WORK REQUIRED: Images embedded in the records are excluded; print everything else exactly as given.

◇ ◇ ◇

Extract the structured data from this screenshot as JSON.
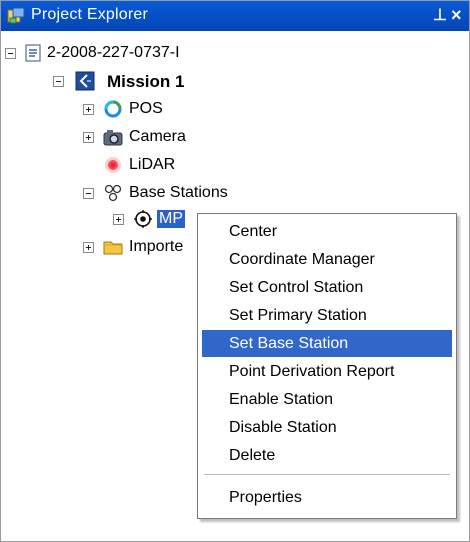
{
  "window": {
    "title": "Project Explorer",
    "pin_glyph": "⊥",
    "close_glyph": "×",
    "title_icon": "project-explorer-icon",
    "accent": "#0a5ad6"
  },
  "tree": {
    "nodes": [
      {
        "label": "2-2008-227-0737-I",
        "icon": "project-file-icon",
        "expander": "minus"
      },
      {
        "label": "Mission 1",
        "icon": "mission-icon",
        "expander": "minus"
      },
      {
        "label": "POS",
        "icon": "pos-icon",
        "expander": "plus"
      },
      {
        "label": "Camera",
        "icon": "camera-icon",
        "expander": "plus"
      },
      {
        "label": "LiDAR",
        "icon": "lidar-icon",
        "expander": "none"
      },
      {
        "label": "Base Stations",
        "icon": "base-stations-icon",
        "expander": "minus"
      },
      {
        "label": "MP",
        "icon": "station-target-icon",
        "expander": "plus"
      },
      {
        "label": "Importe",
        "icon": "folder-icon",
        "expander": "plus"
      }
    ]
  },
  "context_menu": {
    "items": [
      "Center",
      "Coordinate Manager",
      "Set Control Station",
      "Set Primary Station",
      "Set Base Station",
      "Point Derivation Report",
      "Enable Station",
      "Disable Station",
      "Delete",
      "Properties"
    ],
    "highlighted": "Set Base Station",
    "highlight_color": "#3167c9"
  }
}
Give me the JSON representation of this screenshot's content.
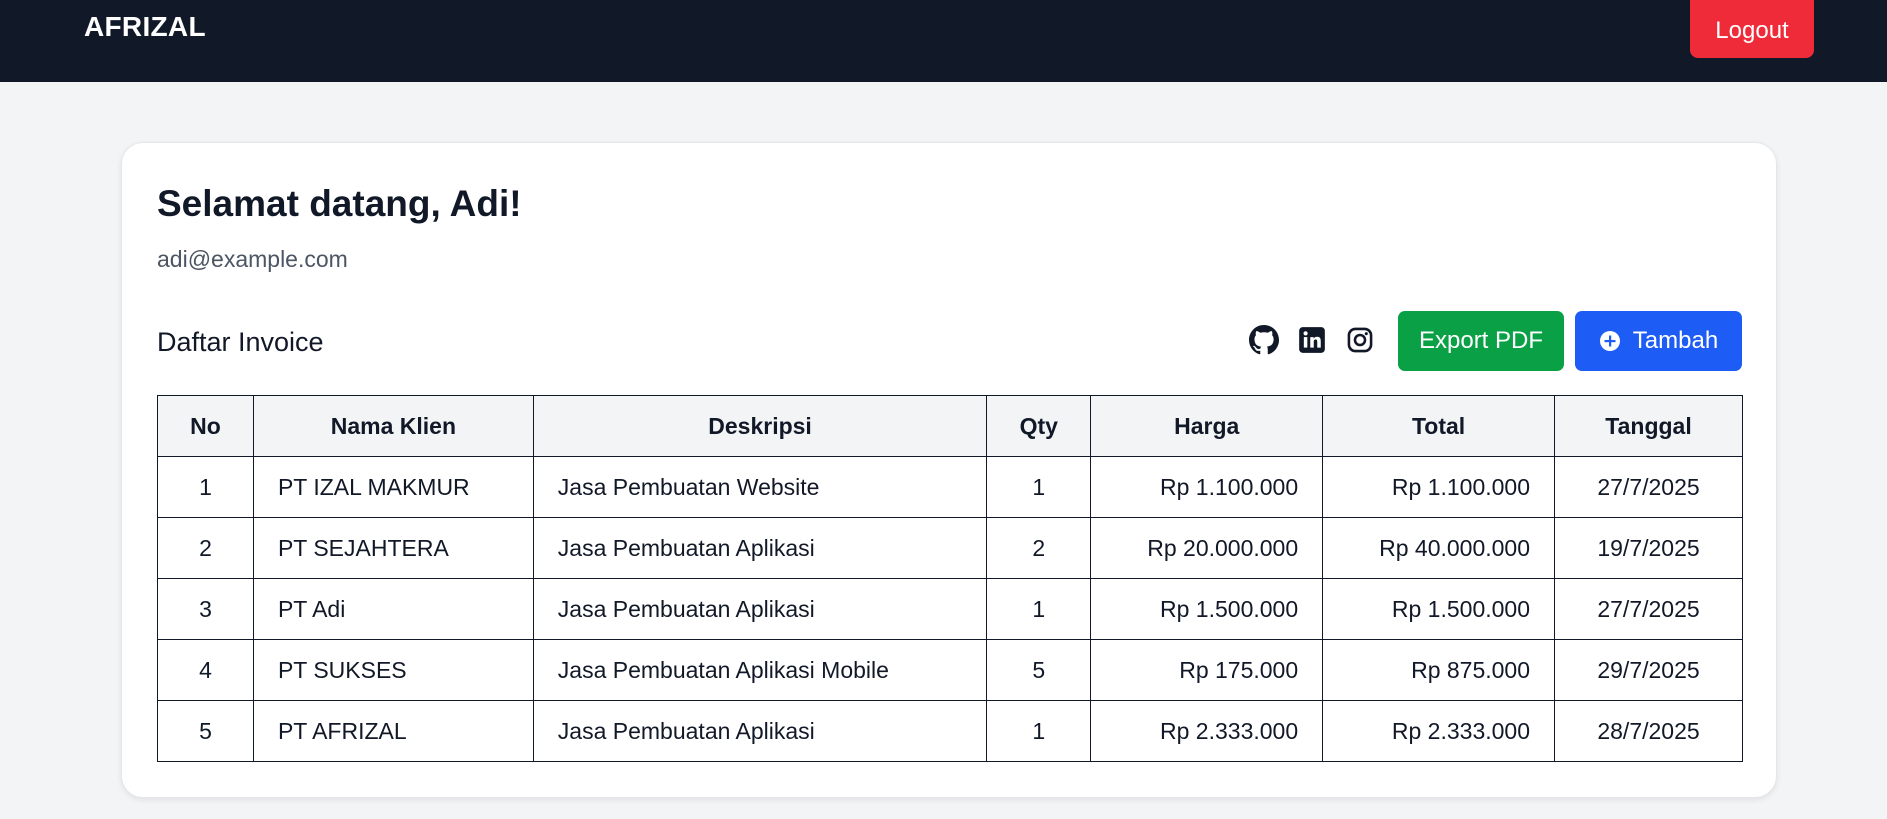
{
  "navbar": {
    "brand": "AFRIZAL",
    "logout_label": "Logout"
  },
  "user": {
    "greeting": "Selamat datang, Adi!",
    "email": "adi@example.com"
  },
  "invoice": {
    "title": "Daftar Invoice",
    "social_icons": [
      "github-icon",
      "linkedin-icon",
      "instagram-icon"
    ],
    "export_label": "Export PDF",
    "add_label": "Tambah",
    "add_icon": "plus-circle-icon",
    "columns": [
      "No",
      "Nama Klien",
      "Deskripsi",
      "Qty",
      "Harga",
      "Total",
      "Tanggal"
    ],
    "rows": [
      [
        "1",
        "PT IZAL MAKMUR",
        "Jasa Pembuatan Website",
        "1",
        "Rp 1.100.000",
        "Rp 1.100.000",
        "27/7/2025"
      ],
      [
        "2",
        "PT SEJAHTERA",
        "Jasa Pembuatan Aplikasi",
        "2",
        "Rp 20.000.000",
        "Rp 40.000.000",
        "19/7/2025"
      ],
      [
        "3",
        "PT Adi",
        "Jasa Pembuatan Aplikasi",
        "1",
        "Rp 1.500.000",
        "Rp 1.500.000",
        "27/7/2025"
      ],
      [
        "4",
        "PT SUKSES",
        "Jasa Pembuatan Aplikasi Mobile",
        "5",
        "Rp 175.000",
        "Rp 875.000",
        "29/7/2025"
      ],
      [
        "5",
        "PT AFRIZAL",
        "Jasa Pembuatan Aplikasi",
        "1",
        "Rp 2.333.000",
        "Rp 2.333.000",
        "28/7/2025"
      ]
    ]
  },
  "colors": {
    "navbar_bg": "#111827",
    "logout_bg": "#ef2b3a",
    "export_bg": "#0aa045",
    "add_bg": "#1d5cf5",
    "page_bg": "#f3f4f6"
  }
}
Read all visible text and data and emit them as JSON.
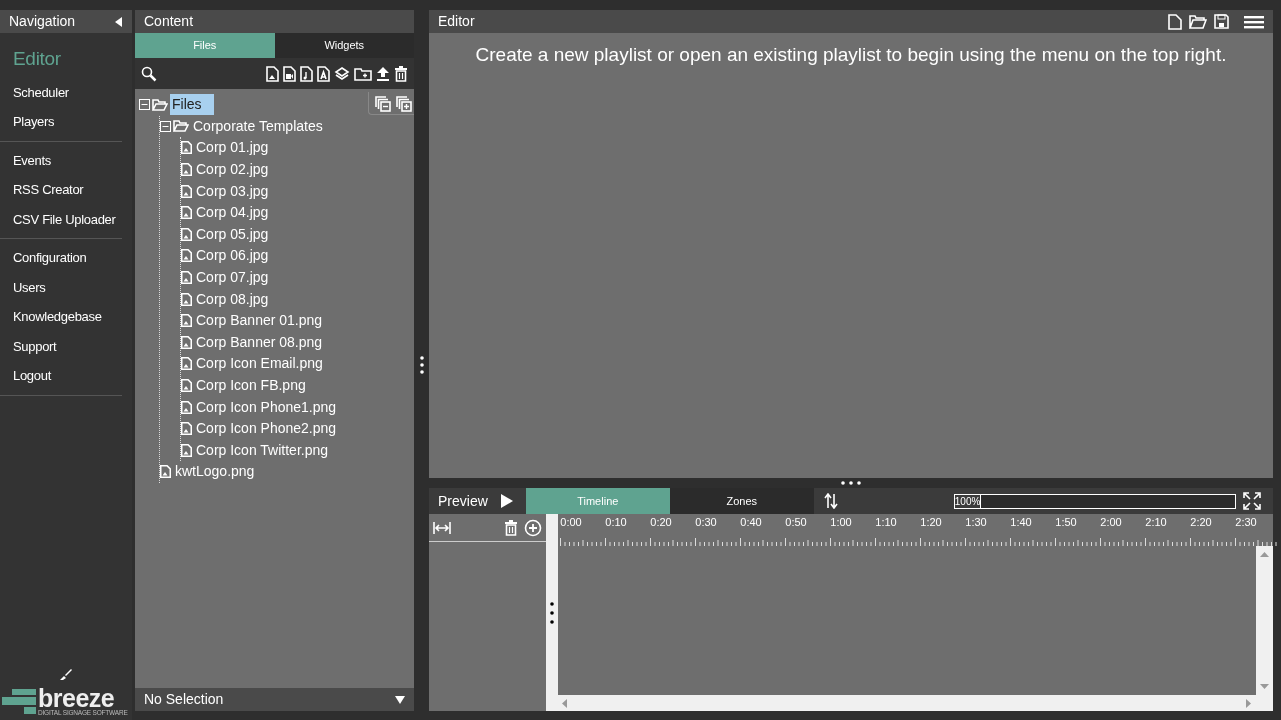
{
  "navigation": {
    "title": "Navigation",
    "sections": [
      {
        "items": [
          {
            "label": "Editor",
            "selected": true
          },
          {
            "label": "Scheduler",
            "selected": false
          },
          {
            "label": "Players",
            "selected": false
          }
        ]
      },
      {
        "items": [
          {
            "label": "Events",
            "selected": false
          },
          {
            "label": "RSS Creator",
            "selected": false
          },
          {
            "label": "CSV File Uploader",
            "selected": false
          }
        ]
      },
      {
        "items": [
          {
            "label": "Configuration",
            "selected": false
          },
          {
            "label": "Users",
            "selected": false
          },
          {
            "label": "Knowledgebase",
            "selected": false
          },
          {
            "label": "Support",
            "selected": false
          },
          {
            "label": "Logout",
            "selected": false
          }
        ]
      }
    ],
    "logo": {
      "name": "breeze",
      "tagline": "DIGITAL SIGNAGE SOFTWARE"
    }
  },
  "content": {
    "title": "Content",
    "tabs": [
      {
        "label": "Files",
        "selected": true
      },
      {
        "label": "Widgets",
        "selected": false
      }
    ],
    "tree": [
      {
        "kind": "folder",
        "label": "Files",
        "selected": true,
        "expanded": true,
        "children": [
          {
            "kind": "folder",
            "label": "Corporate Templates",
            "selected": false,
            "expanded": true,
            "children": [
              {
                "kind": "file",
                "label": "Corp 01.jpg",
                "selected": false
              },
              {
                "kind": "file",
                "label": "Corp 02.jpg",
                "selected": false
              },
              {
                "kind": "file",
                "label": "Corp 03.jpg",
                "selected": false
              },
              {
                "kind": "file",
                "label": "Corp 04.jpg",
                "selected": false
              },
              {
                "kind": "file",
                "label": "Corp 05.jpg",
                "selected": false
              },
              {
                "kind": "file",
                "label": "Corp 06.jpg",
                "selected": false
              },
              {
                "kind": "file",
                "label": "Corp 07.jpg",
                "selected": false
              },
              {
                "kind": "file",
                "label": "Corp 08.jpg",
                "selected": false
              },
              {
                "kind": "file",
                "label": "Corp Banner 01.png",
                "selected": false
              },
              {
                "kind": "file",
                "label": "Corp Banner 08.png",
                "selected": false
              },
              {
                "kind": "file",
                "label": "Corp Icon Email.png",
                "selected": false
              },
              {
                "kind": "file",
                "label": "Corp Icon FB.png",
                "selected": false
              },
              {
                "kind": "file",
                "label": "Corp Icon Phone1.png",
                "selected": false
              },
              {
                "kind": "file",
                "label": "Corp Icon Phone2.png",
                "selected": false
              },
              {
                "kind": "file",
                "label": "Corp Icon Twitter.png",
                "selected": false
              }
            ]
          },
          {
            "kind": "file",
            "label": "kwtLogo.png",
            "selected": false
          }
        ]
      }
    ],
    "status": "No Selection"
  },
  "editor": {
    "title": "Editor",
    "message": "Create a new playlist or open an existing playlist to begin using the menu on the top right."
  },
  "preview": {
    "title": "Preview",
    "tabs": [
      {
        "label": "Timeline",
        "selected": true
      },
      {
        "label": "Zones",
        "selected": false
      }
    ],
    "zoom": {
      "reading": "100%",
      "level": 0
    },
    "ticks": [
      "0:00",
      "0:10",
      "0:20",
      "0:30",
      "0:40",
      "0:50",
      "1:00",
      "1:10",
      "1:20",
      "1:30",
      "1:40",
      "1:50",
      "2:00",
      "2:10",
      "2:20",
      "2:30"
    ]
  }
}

◇ ◇ ◇

RIGHT ANSWER:
Extract the structured data from this screenshot as JSON.
{
  "window": {
    "title": "Project Explorer",
    "pin_glyph": "⊥",
    "close_glyph": "×",
    "title_icon": "project-explorer-icon",
    "accent": "#0a5ad6"
  },
  "tree": {
    "nodes": [
      {
        "label": "2-2008-227-0737-I",
        "icon": "project-file-icon",
        "expander": "minus"
      },
      {
        "label": "Mission 1",
        "icon": "mission-icon",
        "expander": "minus"
      },
      {
        "label": "POS",
        "icon": "pos-icon",
        "expander": "plus"
      },
      {
        "label": "Camera",
        "icon": "camera-icon",
        "expander": "plus"
      },
      {
        "label": "LiDAR",
        "icon": "lidar-icon",
        "expander": "none"
      },
      {
        "label": "Base Stations",
        "icon": "base-stations-icon",
        "expander": "minus"
      },
      {
        "label": "MP",
        "icon": "station-target-icon",
        "expander": "plus"
      },
      {
        "label": "Importe",
        "icon": "folder-icon",
        "expander": "plus"
      }
    ]
  },
  "context_menu": {
    "items": [
      "Center",
      "Coordinate Manager",
      "Set Control Station",
      "Set Primary Station",
      "Set Base Station",
      "Point Derivation Report",
      "Enable Station",
      "Disable Station",
      "Delete",
      "Properties"
    ],
    "highlighted": "Set Base Station",
    "highlight_color": "#3167c9"
  }
}
Give me the JSON representation of this screenshot's content.
{
  "navbar": {
    "brand": "AFRIZAL",
    "logout_label": "Logout"
  },
  "user": {
    "greeting": "Selamat datang, Adi!",
    "email": "adi@example.com"
  },
  "invoice": {
    "title": "Daftar Invoice",
    "social_icons": [
      "github-icon",
      "linkedin-icon",
      "instagram-icon"
    ],
    "export_label": "Export PDF",
    "add_label": "Tambah",
    "add_icon": "plus-circle-icon",
    "columns": [
      "No",
      "Nama Klien",
      "Deskripsi",
      "Qty",
      "Harga",
      "Total",
      "Tanggal"
    ],
    "rows": [
      [
        "1",
        "PT IZAL MAKMUR",
        "Jasa Pembuatan Website",
        "1",
        "Rp 1.100.000",
        "Rp 1.100.000",
        "27/7/2025"
      ],
      [
        "2",
        "PT SEJAHTERA",
        "Jasa Pembuatan Aplikasi",
        "2",
        "Rp 20.000.000",
        "Rp 40.000.000",
        "19/7/2025"
      ],
      [
        "3",
        "PT Adi",
        "Jasa Pembuatan Aplikasi",
        "1",
        "Rp 1.500.000",
        "Rp 1.500.000",
        "27/7/2025"
      ],
      [
        "4",
        "PT SUKSES",
        "Jasa Pembuatan Aplikasi Mobile",
        "5",
        "Rp 175.000",
        "Rp 875.000",
        "29/7/2025"
      ],
      [
        "5",
        "PT AFRIZAL",
        "Jasa Pembuatan Aplikasi",
        "1",
        "Rp 2.333.000",
        "Rp 2.333.000",
        "28/7/2025"
      ]
    ]
  },
  "colors": {
    "navbar_bg": "#111827",
    "logout_bg": "#ef2b3a",
    "export_bg": "#0aa045",
    "add_bg": "#1d5cf5",
    "page_bg": "#f3f4f6"
  }
}
Read all visible text and data and emit them as JSON.
{
  "navigation": {
    "title": "Navigation",
    "sections": [
      {
        "items": [
          {
            "label": "Editor",
            "selected": true
          },
          {
            "label": "Scheduler",
            "selected": false
          },
          {
            "label": "Players",
            "selected": false
          }
        ]
      },
      {
        "items": [
          {
            "label": "Events",
            "selected": false
          },
          {
            "label": "RSS Creator",
            "selected": false
          },
          {
            "label": "CSV File Uploader",
            "selected": false
          }
        ]
      },
      {
        "items": [
          {
            "label": "Configuration",
            "selected": false
          },
          {
            "label": "Users",
            "selected": false
          },
          {
            "label": "Knowledgebase",
            "selected": false
          },
          {
            "label": "Support",
            "selected": false
          },
          {
            "label": "Logout",
            "selected": false
          }
        ]
      }
    ],
    "logo": {
      "name": "breeze",
      "tagline": "DIGITAL SIGNAGE SOFTWARE"
    }
  },
  "content": {
    "title": "Content",
    "tabs": [
      {
        "label": "Files",
        "selected": true
      },
      {
        "label": "Widgets",
        "selected": false
      }
    ],
    "tree": [
      {
        "kind": "folder",
        "label": "Files",
        "selected": true,
        "expanded": true,
        "children": [
          {
            "kind": "folder",
            "label": "Corporate Templates",
            "selected": false,
            "expanded": true,
            "children": [
              {
                "kind": "file",
                "label": "Corp 01.jpg",
                "selected": false
              },
              {
                "kind": "file",
                "label": "Corp 02.jpg",
                "selected": false
              },
              {
                "kind": "file",
                "label": "Corp 03.jpg",
                "selected": false
              },
              {
                "kind": "file",
                "label": "Corp 04.jpg",
                "selected": false
              },
              {
                "kind": "file",
                "label": "Corp 05.jpg",
                "selected": false
              },
              {
                "kind": "file",
                "label": "Corp 06.jpg",
                "selected": false
              },
              {
                "kind": "file",
                "label": "Corp 07.jpg",
                "selected": false
              },
              {
                "kind": "file",
                "label": "Corp 08.jpg",
                "selected": false
              },
              {
                "kind": "file",
                "label": "Corp Banner 01.png",
                "selected": false
              },
              {
                "kind": "file",
                "label": "Corp Banner 08.png",
                "selected": false
              },
              {
                "kind": "file",
                "label": "Corp Icon Email.png",
                "selected": false
              },
              {
                "kind": "file",
                "label": "Corp Icon FB.png",
                "selected": false
              },
              {
                "kind": "file",
                "label": "Corp Icon Phone1.png",
                "selected": false
              },
              {
                "kind": "file",
                "label": "Corp Icon Phone2.png",
                "selected": false
              },
              {
                "kind": "file",
                "label": "Corp Icon Twitter.png",
                "selected": false
              }
            ]
          },
          {
            "kind": "file",
            "label": "kwtLogo.png",
            "selected": false
          }
        ]
      }
    ],
    "status": "No Selection"
  },
  "editor": {
    "title": "Editor",
    "message": "Create a new playlist or open an existing playlist to begin using the menu on the top right."
  },
  "preview": {
    "title": "Preview",
    "tabs": [
      {
        "label": "Timeline",
        "selected": true
      },
      {
        "label": "Zones",
        "selected": false
      }
    ],
    "zoom": {
      "reading": "100%",
      "level": 0
    },
    "ticks": [
      "0:00",
      "0:10",
      "0:20",
      "0:30",
      "0:40",
      "0:50",
      "1:00",
      "1:10",
      "1:20",
      "1:30",
      "1:40",
      "1:50",
      "2:00",
      "2:10",
      "2:20",
      "2:30"
    ]
  }
}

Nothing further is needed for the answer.